O que é importante que saiu da reunião de hoje? Saiu da reunião de hoje uma série de propostas. A primeira proposta é a constituição do fórum – vocês esperem um pouquinho que eu tenho de ler –, do fórum América Latina, Caribe e China. Esse fórum está previsto que se reunirá no ano que vem. Além desse fórum, algumas medidas foram propostas pelo governo chinês no sentido de aproximar as relações com a América Latina: o lançamento de um fundo específico para financiar projetos de infraestrutura, chegando a um total de 20 bilhões e o fundo…
Jornalista: De dólares?
Presidenta: Bi[lhões] de dólares, e o fundo vai começar com um capital inicial de 10 bilhões de dólares.
Além disso... eles propuseram fazer isso imediatamente para estar pronto para o ano que vem.
Jornalista: (incompreensível)
Presidenta: Esse dinheiro é uma proposta exclusivamente da China. Além disso, o lançamento de uma linha de crédito preferencial com a Celac, e aí é uma linha de crédito especial dentro de um banco chinês, podendo chegar até 10 bilhões, e um fundo de cooperação sino-latino-americano-caribenho no valor de 5 bilhões para investimentos em áreas a serem definidas.

------------------------------------------------

Objetivo A:
No trecho sobre a reunião, qual é o capital inicial previsto para o fundo de infraestrutura?
O trecho e as entradas vêm de fontes diferentes.

------------------------------------------------

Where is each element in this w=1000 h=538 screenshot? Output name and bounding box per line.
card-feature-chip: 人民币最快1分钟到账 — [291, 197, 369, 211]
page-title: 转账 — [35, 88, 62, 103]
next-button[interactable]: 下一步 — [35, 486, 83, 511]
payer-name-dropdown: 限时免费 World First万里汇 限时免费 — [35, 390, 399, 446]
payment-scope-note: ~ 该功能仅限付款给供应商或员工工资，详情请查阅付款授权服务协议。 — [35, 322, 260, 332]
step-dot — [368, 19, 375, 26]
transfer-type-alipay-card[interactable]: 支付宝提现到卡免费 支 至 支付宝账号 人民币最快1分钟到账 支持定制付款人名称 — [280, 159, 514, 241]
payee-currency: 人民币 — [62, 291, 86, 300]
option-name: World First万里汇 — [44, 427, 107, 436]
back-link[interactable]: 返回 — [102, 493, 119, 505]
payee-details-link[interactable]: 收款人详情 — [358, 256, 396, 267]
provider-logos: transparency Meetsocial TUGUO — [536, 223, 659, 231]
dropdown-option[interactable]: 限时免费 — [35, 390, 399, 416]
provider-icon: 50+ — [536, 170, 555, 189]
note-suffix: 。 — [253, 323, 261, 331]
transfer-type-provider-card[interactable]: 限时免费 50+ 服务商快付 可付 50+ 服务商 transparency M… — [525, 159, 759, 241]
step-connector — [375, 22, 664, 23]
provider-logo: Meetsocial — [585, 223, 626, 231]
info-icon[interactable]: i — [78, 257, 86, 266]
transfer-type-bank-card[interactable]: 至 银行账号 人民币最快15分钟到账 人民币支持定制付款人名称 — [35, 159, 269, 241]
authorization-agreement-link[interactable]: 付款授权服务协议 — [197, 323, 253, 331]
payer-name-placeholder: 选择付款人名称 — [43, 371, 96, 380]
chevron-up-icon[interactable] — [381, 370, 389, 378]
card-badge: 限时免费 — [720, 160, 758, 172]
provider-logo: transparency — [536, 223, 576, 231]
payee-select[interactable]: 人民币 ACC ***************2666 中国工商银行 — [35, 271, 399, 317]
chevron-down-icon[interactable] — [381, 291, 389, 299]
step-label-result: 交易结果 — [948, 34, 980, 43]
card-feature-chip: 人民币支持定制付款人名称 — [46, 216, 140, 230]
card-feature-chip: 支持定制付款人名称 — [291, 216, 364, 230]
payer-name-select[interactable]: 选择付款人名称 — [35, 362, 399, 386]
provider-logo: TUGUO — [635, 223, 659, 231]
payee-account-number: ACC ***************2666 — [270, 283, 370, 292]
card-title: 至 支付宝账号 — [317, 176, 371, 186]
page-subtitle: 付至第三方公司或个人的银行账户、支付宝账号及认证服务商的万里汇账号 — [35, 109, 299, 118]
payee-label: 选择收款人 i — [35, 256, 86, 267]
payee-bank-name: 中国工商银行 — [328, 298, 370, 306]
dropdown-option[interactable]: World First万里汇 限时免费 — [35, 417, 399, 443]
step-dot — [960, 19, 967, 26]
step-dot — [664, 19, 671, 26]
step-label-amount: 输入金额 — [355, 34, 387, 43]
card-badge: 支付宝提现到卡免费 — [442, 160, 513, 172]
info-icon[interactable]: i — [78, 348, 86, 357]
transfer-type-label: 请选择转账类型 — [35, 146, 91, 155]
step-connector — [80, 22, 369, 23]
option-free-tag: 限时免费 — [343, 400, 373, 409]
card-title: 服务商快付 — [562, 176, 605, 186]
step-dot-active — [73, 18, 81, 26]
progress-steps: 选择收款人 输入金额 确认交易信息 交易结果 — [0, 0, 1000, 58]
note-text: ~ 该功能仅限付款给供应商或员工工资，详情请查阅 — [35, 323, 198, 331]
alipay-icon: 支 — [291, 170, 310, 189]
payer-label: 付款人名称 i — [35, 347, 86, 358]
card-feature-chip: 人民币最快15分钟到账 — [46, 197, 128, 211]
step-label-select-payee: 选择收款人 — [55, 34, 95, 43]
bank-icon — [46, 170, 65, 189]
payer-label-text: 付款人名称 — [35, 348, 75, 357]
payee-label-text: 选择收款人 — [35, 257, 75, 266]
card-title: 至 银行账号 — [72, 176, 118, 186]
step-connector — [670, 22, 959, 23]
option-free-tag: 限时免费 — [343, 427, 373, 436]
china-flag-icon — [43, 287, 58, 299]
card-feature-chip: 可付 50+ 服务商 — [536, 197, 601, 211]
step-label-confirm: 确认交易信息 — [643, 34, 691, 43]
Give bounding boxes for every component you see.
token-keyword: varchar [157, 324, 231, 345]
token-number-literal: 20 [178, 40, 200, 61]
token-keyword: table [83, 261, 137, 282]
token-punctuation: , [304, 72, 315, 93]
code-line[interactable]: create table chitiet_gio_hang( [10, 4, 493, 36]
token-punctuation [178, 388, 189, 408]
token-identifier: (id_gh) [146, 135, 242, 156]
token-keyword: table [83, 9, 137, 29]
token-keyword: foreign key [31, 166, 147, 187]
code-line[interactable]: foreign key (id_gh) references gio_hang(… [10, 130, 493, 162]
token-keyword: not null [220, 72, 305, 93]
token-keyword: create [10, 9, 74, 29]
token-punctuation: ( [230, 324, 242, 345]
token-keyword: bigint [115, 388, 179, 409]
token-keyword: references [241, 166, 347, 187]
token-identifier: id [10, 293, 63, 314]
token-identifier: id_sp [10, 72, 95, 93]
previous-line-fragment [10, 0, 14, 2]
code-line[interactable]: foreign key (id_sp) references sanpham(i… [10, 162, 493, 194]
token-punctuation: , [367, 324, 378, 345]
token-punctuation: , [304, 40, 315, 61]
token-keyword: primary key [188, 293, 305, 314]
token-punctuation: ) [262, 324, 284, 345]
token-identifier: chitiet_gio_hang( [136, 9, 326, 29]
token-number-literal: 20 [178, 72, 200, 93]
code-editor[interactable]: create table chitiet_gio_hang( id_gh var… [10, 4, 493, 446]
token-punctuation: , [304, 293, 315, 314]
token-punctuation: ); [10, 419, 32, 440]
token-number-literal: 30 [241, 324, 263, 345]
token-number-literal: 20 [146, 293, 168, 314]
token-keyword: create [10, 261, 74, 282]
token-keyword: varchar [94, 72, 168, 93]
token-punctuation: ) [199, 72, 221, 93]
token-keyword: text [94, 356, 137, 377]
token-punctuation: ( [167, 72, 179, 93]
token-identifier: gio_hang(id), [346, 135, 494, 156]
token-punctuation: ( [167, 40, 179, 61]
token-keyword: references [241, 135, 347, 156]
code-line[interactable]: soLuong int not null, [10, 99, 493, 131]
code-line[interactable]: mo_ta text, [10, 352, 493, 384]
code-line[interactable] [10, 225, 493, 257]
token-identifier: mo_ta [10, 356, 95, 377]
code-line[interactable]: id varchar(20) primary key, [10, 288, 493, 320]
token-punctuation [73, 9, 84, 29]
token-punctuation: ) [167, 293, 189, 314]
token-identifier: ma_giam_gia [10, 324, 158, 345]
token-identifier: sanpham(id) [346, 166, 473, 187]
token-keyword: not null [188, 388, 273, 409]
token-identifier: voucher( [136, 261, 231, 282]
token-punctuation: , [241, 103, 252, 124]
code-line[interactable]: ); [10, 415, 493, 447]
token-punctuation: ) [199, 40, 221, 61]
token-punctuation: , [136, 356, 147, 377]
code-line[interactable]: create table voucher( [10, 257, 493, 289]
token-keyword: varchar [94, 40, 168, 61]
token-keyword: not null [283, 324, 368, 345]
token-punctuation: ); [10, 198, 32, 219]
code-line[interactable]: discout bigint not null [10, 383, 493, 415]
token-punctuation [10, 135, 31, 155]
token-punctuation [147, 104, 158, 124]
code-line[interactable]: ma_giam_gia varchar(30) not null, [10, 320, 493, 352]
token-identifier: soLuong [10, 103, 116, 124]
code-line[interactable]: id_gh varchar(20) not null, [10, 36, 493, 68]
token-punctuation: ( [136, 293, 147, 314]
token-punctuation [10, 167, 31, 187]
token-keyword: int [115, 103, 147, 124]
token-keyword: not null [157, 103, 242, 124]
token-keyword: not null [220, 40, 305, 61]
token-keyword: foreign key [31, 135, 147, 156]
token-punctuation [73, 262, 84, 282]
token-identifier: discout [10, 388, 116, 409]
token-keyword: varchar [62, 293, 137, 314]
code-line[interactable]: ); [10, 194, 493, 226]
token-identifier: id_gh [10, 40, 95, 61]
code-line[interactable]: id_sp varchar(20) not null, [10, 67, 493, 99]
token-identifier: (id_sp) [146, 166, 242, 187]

------------------------------------------------

Objetivo B:
Reproduza o trecho das entradas que vai do início delas até a linha que contém "note-suffix: 。 — [253, 323, 261, 331]", trocando "step-dot" por "step-marker" e mantendo todo o resto igual.

Resposta final A:
10 bilhões de dólares.

Resposta final B:
Where is each element in this w=1000 h=538 screenshot? Output name and bounding box per line.
card-feature-chip: 人民币最快1分钟到账 — [291, 197, 369, 211]
page-title: 转账 — [35, 88, 62, 103]
next-button[interactable]: 下一步 — [35, 486, 83, 511]
payer-name-dropdown: 限时免费 World First万里汇 限时免费 — [35, 390, 399, 446]
payment-scope-note: ~ 该功能仅限付款给供应商或员工工资，详情请查阅付款授权服务协议。 — [35, 322, 260, 332]
step-marker — [368, 19, 375, 26]
transfer-type-alipay-card[interactable]: 支付宝提现到卡免费 支 至 支付宝账号 人民币最快1分钟到账 支持定制付款人名称 — [280, 159, 514, 241]
payee-currency: 人民币 — [62, 291, 86, 300]
option-name: World First万里汇 — [44, 427, 107, 436]
back-link[interactable]: 返回 — [102, 493, 119, 505]
payee-details-link[interactable]: 收款人详情 — [358, 256, 396, 267]
provider-logos: transparency Meetsocial TUGUO — [536, 223, 659, 231]
dropdown-option[interactable]: 限时免费 — [35, 390, 399, 416]
provider-icon: 50+ — [536, 170, 555, 189]
note-suffix: 。 — [253, 323, 261, 331]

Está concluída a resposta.